__TO BE DONE__:
Write out the listing below again, precisely as it is given.

__Dataset items__:
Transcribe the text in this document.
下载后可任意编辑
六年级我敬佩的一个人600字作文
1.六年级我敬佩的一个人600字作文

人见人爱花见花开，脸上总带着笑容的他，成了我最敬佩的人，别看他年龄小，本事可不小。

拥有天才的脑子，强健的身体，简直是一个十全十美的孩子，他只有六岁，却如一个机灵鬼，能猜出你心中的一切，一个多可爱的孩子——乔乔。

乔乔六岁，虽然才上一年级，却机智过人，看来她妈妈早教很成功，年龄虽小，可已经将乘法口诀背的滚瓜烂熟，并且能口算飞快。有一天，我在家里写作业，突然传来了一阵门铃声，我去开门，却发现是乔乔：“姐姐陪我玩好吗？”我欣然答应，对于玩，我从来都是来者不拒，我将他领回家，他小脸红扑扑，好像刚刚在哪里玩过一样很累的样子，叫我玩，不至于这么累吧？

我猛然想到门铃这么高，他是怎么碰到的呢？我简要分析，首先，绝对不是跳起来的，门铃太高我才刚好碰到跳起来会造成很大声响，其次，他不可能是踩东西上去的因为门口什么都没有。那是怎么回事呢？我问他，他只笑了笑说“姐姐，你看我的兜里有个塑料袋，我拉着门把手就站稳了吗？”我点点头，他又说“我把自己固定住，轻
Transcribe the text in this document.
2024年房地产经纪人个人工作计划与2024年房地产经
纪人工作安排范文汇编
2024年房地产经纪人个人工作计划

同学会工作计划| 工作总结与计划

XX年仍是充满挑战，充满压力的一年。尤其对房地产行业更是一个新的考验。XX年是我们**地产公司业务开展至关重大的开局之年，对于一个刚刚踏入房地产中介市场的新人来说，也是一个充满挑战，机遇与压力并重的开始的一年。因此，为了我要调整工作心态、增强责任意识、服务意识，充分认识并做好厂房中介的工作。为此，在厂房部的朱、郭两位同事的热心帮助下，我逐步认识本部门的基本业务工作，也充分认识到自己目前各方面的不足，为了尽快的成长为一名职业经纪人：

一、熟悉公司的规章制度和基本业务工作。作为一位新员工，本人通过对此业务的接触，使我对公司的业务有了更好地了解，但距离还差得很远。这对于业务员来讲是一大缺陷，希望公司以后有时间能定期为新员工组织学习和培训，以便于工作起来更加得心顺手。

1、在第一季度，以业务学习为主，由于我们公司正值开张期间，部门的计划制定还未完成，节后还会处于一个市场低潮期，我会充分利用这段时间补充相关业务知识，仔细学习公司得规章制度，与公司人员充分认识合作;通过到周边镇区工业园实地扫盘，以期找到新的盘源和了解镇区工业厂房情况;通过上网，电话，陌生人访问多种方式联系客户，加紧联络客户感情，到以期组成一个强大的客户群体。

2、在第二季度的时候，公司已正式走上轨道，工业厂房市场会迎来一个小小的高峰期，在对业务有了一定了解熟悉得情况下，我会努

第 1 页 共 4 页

__SOLUTION TO THE EXERCISE__:
Transcribe the text in this document.
下载后可任意编辑
六年级我敬佩的一个人600字作文
1.六年级我敬佩的一个人600字作文

人见人爱花见花开，脸上总带着笑容的他，成了我最敬佩的人，别看他年龄小，本事可不小。

拥有天才的脑子，强健的身体，简直是一个十全十美的孩子，他只有六岁，却如一个机灵鬼，能猜出你心中的一切，一个多可爱的孩子——乔乔。

乔乔六岁，虽然才上一年级，却机智过人，看来她妈妈早教很成功，年龄虽小，可已经将乘法口诀背的滚瓜烂熟，并且能口算飞快。有一天，我在家里写作业，突然传来了一阵门铃声，我去开门，却发现是乔乔：“姐姐陪我玩好吗？”我欣然答应，对于玩，我从来都是来者不拒，我将他领回家，他小脸红扑扑，好像刚刚在哪里玩过一样很累的样子，叫我玩，不至于这么累吧？

我猛然想到门铃这么高，他是怎么碰到的呢？我简要分析，首先，绝对不是跳起来的，门铃太高我才刚好碰到跳起来会造成很大声响，其次，他不可能是踩东西上去的因为门口什么都没有。那是怎么回事呢？我问他，他只笑了笑说“姐姐，你看我的兜里有个塑料袋，我拉着门把手就站稳了吗？”我点点头，他又说“我把自己固定住，轻
Transcribe the text in this document.
2024年房地产经纪人个人工作计划与2024年房地产经
纪人工作安排范文汇编
2024年房地产经纪人个人工作计划

同学会工作计划| 工作总结与计划

XX年仍是充满挑战，充满压力的一年。尤其对房地产行业更是一个新的考验。XX年是我们**地产公司业务开展至关重大的开局之年，对于一个刚刚踏入房地产中介市场的新人来说，也是一个充满挑战，机遇与压力并重的开始的一年。因此，为了我要调整工作心态、增强责任意识、服务意识，充分认识并做好厂房中介的工作。为此，在厂房部的朱、郭两位同事的热心帮助下，我逐步认识本部门的基本业务工作，也充分认识到自己目前各方面的不足，为了尽快的成长为一名职业经纪人：

一、熟悉公司的规章制度和基本业务工作。作为一位新员工，本人通过对此业务的接触，使我对公司的业务有了更好地了解，但距离还差得很远。这对于业务员来讲是一大缺陷，希望公司以后有时间能定期为新员工组织学习和培训，以便于工作起来更加得心顺手。

1、在第一季度，以业务学习为主，由于我们公司正值开张期间，部门的计划制定还未完成，节后还会处于一个市场低潮期，我会充分利用这段时间补充相关业务知识，仔细学习公司得规章制度，与公司人员充分认识合作;通过到周边镇区工业园实地扫盘，以期找到新的盘源和了解镇区工业厂房情况;通过上网，电话，陌生人访问多种方式联系客户，加紧联络客户感情，到以期组成一个强大的客户群体。

2、在第二季度的时候，公司已正式走上轨道，工业厂房市场会迎来一个小小的高峰期，在对业务有了一定了解熟悉得情况下，我会努

第 1 页 共 4 页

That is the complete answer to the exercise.